*SUPPLIED DATA*:
┄┄┄┄┄┄┄┄┄┄

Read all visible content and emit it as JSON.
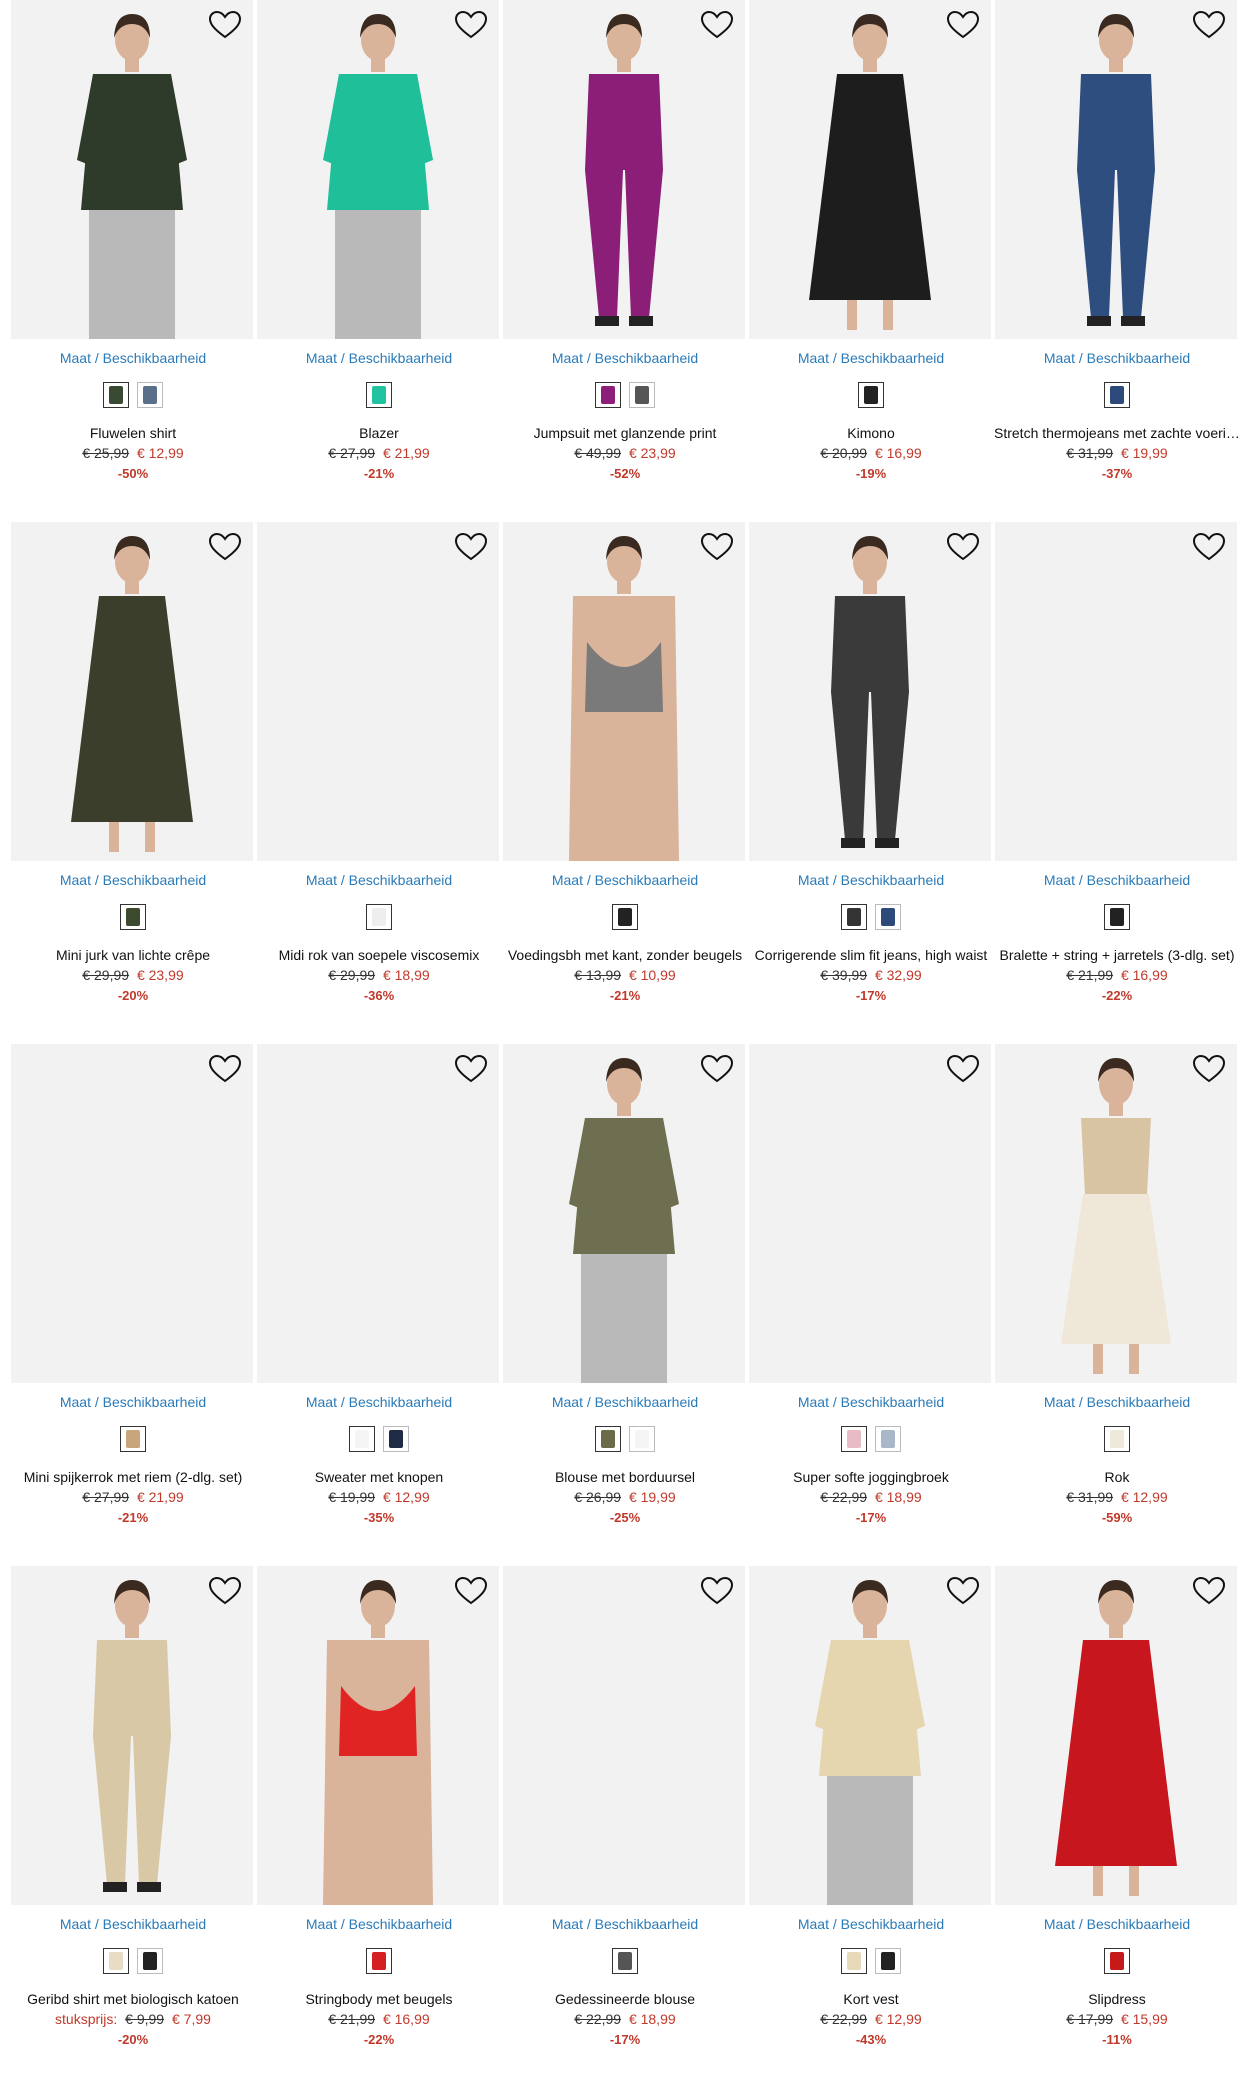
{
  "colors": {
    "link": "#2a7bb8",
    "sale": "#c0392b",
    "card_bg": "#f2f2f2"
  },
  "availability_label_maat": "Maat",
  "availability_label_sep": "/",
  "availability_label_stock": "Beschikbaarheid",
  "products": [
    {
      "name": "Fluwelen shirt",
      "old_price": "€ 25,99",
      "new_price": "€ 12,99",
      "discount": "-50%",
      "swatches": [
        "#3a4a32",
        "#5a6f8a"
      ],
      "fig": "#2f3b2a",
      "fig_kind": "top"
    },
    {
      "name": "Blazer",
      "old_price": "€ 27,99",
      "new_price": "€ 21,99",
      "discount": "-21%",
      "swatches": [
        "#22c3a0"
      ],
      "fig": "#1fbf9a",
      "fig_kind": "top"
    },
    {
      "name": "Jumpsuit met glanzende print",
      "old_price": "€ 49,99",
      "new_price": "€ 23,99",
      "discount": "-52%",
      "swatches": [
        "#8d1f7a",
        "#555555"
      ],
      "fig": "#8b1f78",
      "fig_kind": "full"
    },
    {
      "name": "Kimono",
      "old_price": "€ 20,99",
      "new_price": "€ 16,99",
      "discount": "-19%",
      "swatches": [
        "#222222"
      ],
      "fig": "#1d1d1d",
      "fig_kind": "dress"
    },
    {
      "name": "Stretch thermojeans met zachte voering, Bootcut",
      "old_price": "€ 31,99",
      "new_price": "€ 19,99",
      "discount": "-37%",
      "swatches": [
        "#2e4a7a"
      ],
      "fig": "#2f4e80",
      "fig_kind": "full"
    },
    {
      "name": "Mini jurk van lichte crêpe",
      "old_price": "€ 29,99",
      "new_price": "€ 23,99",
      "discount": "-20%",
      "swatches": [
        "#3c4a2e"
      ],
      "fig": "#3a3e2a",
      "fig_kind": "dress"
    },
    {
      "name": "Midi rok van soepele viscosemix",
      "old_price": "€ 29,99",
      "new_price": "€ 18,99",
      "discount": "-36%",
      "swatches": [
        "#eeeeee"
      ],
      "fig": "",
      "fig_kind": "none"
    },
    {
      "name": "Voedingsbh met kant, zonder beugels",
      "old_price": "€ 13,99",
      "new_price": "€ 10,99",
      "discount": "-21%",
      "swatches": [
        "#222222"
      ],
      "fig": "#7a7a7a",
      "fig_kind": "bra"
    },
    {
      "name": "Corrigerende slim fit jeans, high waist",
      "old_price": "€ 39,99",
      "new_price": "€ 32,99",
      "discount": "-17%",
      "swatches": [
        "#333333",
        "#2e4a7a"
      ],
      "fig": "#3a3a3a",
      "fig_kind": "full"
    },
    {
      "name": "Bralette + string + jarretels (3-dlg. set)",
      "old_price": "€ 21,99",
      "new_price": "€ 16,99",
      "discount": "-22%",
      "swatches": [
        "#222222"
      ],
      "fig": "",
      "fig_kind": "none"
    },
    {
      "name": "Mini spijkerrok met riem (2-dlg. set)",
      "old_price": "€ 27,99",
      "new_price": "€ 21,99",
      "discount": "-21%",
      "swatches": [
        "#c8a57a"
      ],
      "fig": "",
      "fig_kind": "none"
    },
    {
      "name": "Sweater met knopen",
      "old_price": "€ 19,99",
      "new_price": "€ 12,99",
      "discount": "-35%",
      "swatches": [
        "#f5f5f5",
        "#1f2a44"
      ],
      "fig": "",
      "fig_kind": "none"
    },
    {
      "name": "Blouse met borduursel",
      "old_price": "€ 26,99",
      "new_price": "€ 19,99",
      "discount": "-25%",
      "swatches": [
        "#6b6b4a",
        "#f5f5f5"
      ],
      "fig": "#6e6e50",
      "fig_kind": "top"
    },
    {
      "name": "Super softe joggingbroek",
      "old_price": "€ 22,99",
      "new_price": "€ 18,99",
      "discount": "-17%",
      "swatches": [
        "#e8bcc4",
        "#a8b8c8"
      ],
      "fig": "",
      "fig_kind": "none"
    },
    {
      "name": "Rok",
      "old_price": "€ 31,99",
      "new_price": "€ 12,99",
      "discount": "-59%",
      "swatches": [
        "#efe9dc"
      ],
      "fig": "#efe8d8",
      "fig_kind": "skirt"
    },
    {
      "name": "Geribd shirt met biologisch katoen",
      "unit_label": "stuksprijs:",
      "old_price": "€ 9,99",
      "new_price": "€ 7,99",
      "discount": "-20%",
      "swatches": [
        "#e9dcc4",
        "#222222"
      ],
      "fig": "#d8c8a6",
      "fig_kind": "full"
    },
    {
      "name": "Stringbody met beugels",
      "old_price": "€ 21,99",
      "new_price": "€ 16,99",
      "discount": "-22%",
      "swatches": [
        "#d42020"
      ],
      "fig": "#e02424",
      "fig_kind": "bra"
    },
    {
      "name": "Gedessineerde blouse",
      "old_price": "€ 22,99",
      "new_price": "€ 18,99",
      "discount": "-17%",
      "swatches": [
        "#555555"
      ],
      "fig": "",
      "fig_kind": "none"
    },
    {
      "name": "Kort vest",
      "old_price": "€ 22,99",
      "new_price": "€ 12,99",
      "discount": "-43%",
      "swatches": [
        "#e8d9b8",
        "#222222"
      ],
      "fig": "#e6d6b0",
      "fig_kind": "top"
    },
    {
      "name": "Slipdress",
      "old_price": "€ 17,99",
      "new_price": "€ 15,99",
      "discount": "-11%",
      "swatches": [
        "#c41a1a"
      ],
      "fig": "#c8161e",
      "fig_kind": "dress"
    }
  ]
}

┄┄┄┄┄┄┄┄┄┄

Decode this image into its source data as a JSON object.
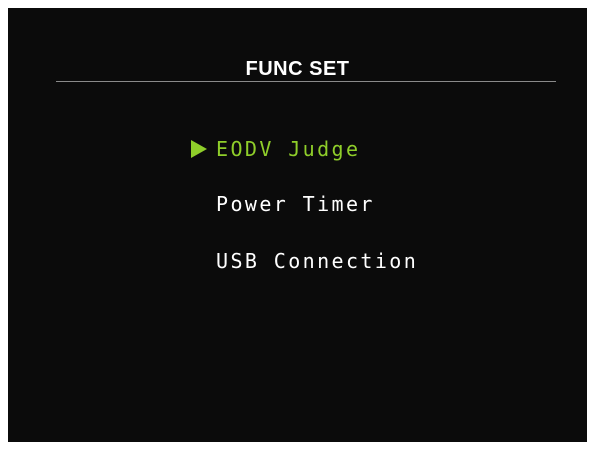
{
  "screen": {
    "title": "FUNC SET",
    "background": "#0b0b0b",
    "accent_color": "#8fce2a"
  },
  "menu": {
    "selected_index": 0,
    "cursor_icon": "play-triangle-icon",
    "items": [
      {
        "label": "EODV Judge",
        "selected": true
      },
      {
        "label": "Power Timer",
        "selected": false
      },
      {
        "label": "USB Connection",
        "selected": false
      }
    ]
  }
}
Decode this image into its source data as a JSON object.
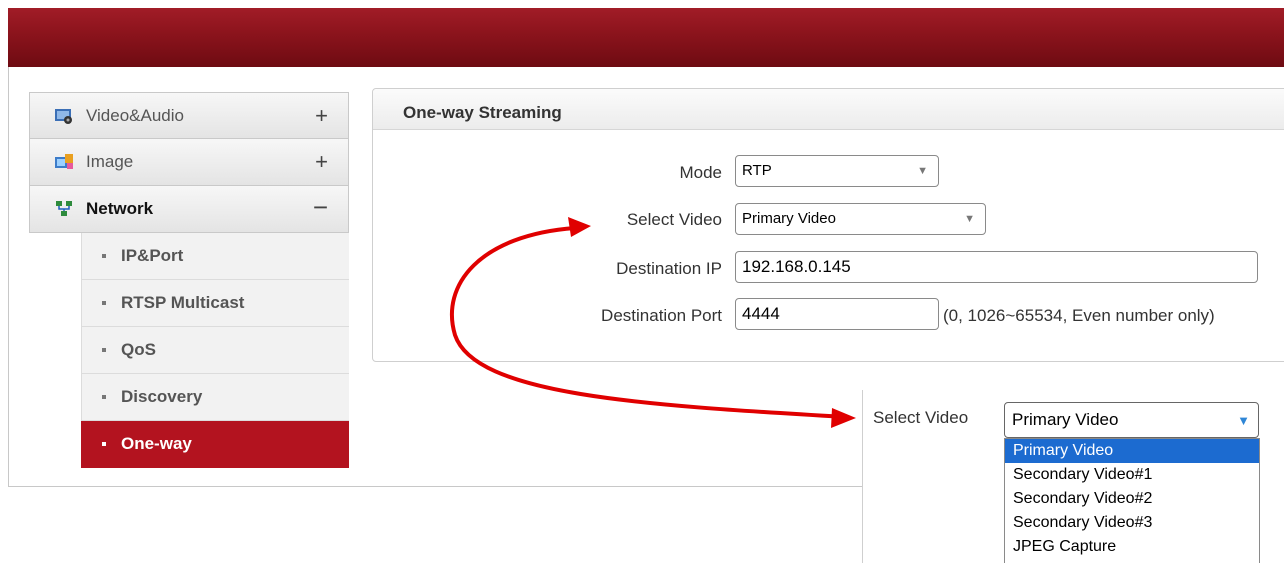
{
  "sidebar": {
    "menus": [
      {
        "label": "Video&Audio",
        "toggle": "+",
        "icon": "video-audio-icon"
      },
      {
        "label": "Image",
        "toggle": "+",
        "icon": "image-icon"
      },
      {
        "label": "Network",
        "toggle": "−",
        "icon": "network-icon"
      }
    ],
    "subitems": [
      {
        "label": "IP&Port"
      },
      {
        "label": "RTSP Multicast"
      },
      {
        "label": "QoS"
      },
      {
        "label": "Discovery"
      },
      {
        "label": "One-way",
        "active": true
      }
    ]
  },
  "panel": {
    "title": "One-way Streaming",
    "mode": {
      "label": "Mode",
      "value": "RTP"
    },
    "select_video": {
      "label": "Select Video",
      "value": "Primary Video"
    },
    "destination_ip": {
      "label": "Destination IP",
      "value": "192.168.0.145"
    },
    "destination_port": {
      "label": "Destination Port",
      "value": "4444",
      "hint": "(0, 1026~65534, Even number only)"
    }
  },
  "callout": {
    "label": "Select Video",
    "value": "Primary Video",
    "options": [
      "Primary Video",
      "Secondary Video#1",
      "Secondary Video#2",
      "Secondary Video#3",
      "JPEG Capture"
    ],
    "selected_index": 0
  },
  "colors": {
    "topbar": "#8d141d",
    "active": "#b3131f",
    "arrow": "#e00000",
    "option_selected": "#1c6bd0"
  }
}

┄┄┄┄┄┄┄┄┄┄

*EXERCISE OBJECTIVE*:
Pick out every line above that contains the word "icon" and copy it.

*OUTPUT*:
    "cursor_icon": "play-triangle-icon",
        "icon": "video-audio-icon"
        "icon": "image-icon"
        "icon": "network-icon"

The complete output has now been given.